» **Excerpt provided**
You do realize that you've biased the photodiode by 1/2 your supply
voltage. (Doesn't that also bias your DC output?..
checks trace, right ~1.3 volts below ground.)
I've seen other schematics that bias the opamp rather than the photodiode.
I've never liked them because I like DC =0 at zero light. Better for
me is a lop-sided supply for the opamp. (and bias the PD more. At least 10V
unless the manufacturer says not to.)

George H.

[Phil Hobbs]

Because you've got a 10 MHz op amp inside the feedback loop of a 12-GHz
f_max pHEMT, which is just plain silly.

There's nothing special about ground anyway.

[plastco...@gmail.com]

The capacitance of my detectors is below 300 pF and i use negative bias.
cap 2200 pF for picture only))

Very thin dead layer is important for photons 13 nm.
Responsivity of the detector for photons 1keV - 5keV is always the same = 0.27 A/W
Very funny detector this is a CCD camera without a window.
Only you need to connect it not to the TV, but to the oscilloscope and you can immediately analyze the materials by XRF.

» **Data**
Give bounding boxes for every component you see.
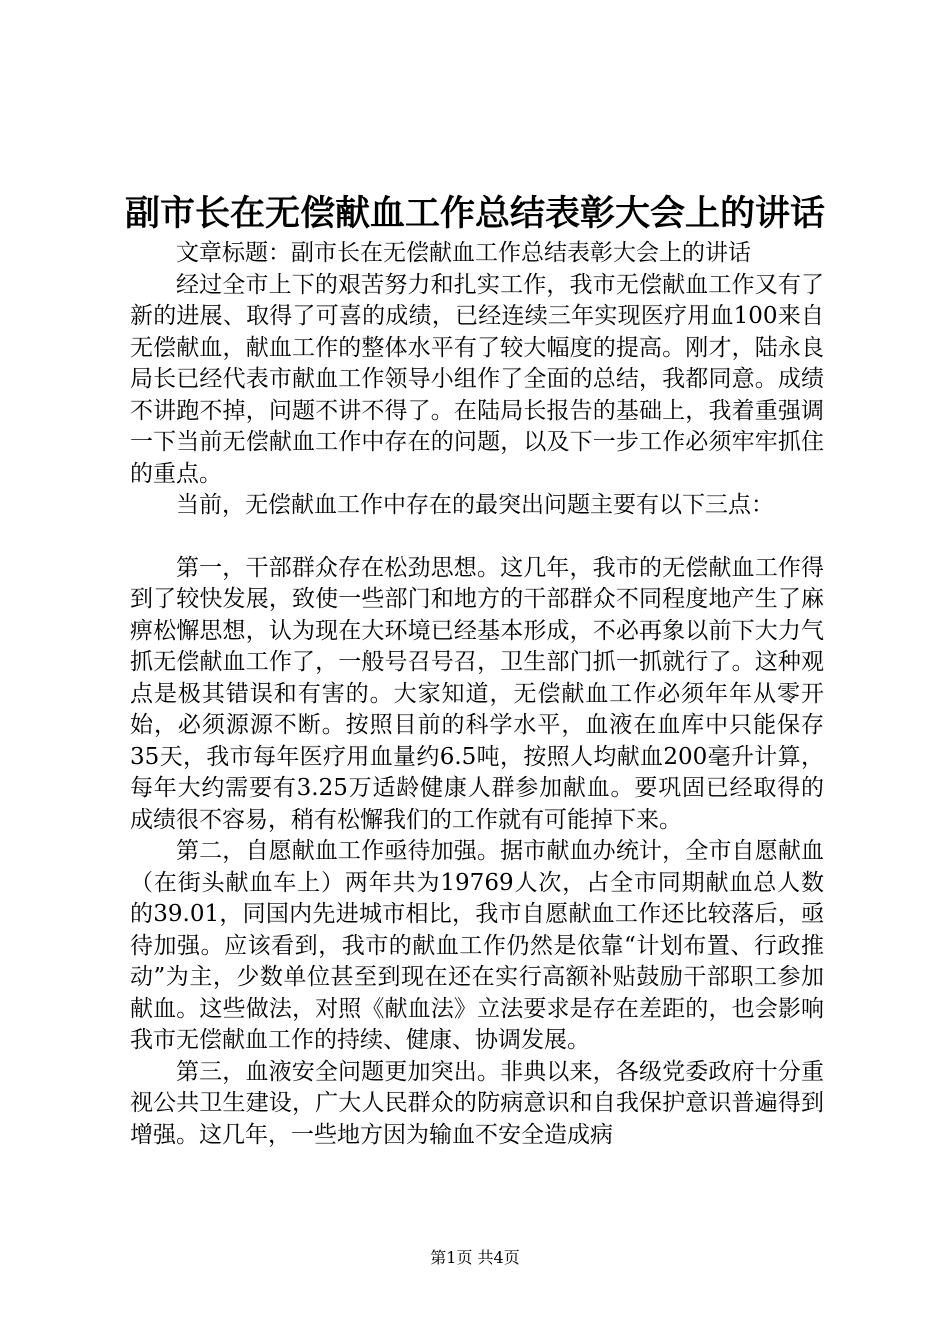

» **Exercise set**
1) List every frequency and capacitance value given in the forum thread on photodiode amplifiers.
2) According to the forum thread on photodiode amplifiers, what is the detector's responsivity for photons from 1 keV to 5 keV?
The data that accompany this thread come from a separate source.

» **Worked answers**
1) 10 MHz, 12 GHz, 300 pF, 2200 pF

2) It is always the same, 0.27 A/W.